══ GIVEN TEXT ══
Porn being the precarious job that it is, not all of Stardust’s gigs can be labelled ‘indie’ (her shoots for Picture and People magazines were censored to meet Australian classification requirements). What separates ‘indie’ from ‘mainstream’ porn can get fuzzy, the paradigmatic example being SuicideGirls, the ‘global adult community’ which has successfully commodified the indie-girl-with-tattoos aesthetic. In 2016, Stardust is excited ‘to shoot for a site which celebrates alternative beauty’, but quickly adapts to their extractive business model, where performers pay for access to their brand. Throughout, Stardust offers a robust critique of how the various pornographies that often fall under the banner of ‘indie’ – ‘DIY’, ‘ethical’, ‘real’, or ‘amateur’, and, yes, even ‘feminist’ and ‘queer’ – are not necessarily so. The ‘authenticity delusion’, as Stardust nimbly describes it, refers to how ‘amateur porn’ – often celebrated as the ‘good’ alternative to mainstream porn – can be as highly manufactured and staged as its supposed antithesis, including by valorising slim, white bodies and a narrow range of femininities.

All of the firsthand experiences Stardust shares in Indie Porn document a wider history and serve a larger purpose, whether it be emphasising indie porn content creation, community and politics, and/or demonstrating the conditions of labour under late capitalism and multiple regulatory regimes. Hers is no celebratory memoir, and Stardust is critical of the ‘wider cultural imperative for sex workers to describe their work as a kind of personal identity, a form of self-expression, a gratifying, rewarding, fulfilling experience or an altruistic endeavour with worthwhile social benefit’. This kind of special pleading, argues Stardust, while understandable as ‘a response to porn stigma’ and anti-porn activism, can be mistaken for ‘stating that pornography is always empowering and rarely work’. Stardust reorients sex-worker activism back to its foundational claim that ‘sex work is work’, bringing it up to date for a twenty-first-century audience and context. She maintains a consistent focus on porn workers over porn producers and business owners. Sometimes performers are also producers, especially in feminist and queer circles – Stardust offers plenty of examples, herself included – but not always, and the interests of porn workers and business owners in particular often diverge and conflict. PornHub, the Amazon of internet porn sharing websites, is an obvious example, and Stardust gives them due and illuminating attention. Astutely, she also scrutinises industry lobby groups, among them Australia’s Eros Association, whose political strategy of campaigning for the new classification category ‘Non-Violent Erotica’ (NVE), so that porn could be legally sold, spectacularly backfired late last century when conservative Senator Brian Harradine held a parliamentary screening of a ‘private collection of sex films’ that reportedly so disgusted Prime Minister John Howard that the sale of X18+ content remained illegal. The new classification was even narrower than the previous, with a ban on fetish content that remains in place.
═══
══ DATASET EXCERPTS ══
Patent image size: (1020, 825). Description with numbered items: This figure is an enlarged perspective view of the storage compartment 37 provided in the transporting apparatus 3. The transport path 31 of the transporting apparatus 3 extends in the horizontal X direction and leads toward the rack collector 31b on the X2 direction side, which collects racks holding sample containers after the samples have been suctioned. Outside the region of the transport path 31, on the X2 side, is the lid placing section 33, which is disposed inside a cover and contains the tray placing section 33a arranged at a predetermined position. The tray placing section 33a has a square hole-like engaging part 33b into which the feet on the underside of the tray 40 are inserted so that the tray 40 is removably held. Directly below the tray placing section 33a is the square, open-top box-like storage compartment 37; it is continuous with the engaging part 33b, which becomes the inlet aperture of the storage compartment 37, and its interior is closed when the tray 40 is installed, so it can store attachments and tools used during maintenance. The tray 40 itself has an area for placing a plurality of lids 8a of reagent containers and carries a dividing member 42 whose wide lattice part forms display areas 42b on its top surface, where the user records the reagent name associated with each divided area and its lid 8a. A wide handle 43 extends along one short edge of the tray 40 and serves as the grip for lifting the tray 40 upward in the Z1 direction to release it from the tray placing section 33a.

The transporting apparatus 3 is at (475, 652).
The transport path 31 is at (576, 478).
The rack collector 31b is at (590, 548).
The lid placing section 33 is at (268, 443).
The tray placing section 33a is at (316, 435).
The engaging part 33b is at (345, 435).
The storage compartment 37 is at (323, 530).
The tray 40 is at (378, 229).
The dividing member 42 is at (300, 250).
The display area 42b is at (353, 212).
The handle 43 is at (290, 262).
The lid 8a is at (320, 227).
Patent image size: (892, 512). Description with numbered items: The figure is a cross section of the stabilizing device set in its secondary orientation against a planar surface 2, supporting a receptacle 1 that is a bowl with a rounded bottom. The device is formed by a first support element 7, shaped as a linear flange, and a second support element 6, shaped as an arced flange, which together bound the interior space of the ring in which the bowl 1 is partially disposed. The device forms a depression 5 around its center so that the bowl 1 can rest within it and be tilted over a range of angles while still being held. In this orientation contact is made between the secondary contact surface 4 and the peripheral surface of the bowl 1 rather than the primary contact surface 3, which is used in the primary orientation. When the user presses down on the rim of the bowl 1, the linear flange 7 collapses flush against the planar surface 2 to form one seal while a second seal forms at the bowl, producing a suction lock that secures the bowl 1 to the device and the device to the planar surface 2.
═══
WHAT THIS EXERCISE ASKS:
**A.** In the passage about Stardust's Indie Porn, why does Stardust caution against sex workers describing their work as self-expression or a fulfilling experience? Answer in one to three sentences.
**B.** Go on with the passage about Stardust's Indie Porn from the point where it stops.
The listing comes from a separate source.

EXPECTED RESPONSES:
**A.** Stardust sees this kind of special pleading as understandable, since it responds to porn stigma and anti-porn activism. But she argues it can be mistaken for stating that pornography is always empowering and rarely work.

**B.**
The same government, Stardust reminds us, initiated the ongoing Northern Territory Intervention, where the ‘criminalization of porn possession played a role in the Australian government’s theft of Aboriginal land’. Stardust’s scope is international, but Australia is what she knows best, including as an advocate for sex worker rights (in addition to her PhD, she has a law degree). As well as providing thought-provoking sex-worker perspectives on recent developments such as the Online Safety Act, introduced in Australia in 2021, in Indie Porn Stardust traces a rich history of local sexual subcultures which continue to thrive despite a comparatively restrictive legislative environment.

A product of more than a decade of research, Indie Porn is at once deeply scholarly, unapologetically political, and joyously sex positive. Dense with detail and insight, it was also at times a demanding read, insofar as the material it contains could feasibly fill three books. Yet Stardust is a compelling writer who somehow balances sensible suggestions with utopian aspirations in a consistently convincing manner. She probably won’t win over readers hostile to the very existence of pornography, but for the rest of us – regardless of whether we consume porn or not – Indie Porn will reward close engagement.